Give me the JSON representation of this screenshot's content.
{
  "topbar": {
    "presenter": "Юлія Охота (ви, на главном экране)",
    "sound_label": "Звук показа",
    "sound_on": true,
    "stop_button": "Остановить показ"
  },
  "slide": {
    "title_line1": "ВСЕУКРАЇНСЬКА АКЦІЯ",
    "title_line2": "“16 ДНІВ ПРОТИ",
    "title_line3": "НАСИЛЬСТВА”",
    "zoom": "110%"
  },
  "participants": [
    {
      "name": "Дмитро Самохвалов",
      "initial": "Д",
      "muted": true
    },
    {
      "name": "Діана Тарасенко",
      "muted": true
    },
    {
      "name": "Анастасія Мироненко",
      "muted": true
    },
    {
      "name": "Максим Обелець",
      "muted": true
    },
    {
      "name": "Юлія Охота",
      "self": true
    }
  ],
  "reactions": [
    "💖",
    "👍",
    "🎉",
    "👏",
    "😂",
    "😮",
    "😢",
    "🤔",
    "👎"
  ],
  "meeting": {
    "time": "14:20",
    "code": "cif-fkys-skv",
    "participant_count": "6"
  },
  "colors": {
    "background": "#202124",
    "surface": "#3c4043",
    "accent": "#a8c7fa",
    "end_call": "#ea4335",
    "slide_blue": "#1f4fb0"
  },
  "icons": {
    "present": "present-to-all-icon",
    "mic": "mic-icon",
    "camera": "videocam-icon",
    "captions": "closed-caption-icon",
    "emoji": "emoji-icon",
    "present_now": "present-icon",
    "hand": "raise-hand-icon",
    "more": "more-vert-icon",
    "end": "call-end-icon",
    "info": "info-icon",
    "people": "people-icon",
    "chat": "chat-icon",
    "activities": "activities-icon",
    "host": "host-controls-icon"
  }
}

◆ **Task objective**
Each record above should be repeated exactly as it appears.

◆ **Full answer**
Give me the JSON representation of this screenshot's content.
{
  "topbar": {
    "presenter": "Юлія Охота (ви, на главном экране)",
    "sound_label": "Звук показа",
    "sound_on": true,
    "stop_button": "Остановить показ"
  },
  "slide": {
    "title_line1": "ВСЕУКРАЇНСЬКА АКЦІЯ",
    "title_line2": "“16 ДНІВ ПРОТИ",
    "title_line3": "НАСИЛЬСТВА”",
    "zoom": "110%"
  },
  "participants": [
    {
      "name": "Дмитро Самохвалов",
      "initial": "Д",
      "muted": true
    },
    {
      "name": "Діана Тарасенко",
      "muted": true
    },
    {
      "name": "Анастасія Мироненко",
      "muted": true
    },
    {
      "name": "Максим Обелець",
      "muted": true
    },
    {
      "name": "Юлія Охота",
      "self": true
    }
  ],
  "reactions": [
    "💖",
    "👍",
    "🎉",
    "👏",
    "😂",
    "😮",
    "😢",
    "🤔",
    "👎"
  ],
  "meeting": {
    "time": "14:20",
    "code": "cif-fkys-skv",
    "participant_count": "6"
  },
  "colors": {
    "background": "#202124",
    "surface": "#3c4043",
    "accent": "#a8c7fa",
    "end_call": "#ea4335",
    "slide_blue": "#1f4fb0"
  },
  "icons": {
    "present": "present-to-all-icon",
    "mic": "mic-icon",
    "camera": "videocam-icon",
    "captions": "closed-caption-icon",
    "emoji": "emoji-icon",
    "present_now": "present-icon",
    "hand": "raise-hand-icon",
    "more": "more-vert-icon",
    "end": "call-end-icon",
    "info": "info-icon",
    "people": "people-icon",
    "chat": "chat-icon",
    "activities": "activities-icon",
    "host": "host-controls-icon"
  }
}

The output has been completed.